Task objective. Report how many lines of the entries below contain the word "value", and nothing more.

# START OF Material for this task

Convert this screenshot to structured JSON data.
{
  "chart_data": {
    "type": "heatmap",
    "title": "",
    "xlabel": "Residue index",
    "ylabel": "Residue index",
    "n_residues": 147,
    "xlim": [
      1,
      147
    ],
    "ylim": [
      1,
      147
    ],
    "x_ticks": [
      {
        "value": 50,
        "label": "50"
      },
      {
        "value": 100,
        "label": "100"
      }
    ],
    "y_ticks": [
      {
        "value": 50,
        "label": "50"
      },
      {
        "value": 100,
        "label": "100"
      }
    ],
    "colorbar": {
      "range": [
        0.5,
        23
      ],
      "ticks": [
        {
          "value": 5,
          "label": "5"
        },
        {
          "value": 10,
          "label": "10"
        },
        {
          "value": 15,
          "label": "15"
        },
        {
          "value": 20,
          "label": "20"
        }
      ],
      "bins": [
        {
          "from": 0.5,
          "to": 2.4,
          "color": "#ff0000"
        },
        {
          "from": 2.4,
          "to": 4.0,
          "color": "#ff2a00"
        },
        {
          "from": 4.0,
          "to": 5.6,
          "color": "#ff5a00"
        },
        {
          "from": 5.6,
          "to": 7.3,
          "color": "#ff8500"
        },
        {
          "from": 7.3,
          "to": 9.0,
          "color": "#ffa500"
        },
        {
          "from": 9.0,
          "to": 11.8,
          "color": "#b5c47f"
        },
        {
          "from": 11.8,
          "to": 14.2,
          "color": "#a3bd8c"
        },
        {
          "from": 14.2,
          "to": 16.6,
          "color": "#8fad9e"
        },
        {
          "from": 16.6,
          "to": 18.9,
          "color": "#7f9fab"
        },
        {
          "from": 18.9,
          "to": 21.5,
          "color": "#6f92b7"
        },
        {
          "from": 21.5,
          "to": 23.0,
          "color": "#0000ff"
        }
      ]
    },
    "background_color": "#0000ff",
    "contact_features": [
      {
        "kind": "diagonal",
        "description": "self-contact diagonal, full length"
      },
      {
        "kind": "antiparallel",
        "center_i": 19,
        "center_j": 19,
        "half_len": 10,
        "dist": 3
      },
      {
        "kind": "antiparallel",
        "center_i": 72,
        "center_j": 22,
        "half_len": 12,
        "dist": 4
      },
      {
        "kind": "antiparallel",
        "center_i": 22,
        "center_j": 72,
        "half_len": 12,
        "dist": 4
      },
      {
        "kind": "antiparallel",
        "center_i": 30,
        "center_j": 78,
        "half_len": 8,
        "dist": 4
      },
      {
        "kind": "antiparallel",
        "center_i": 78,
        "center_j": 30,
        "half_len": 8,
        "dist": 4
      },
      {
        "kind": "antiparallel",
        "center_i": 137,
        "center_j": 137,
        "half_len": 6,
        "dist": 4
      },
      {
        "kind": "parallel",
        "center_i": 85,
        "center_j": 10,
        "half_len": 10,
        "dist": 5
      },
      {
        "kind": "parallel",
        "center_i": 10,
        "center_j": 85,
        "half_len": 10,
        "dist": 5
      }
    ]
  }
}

# END OF Material for this task

Solution for this task. 8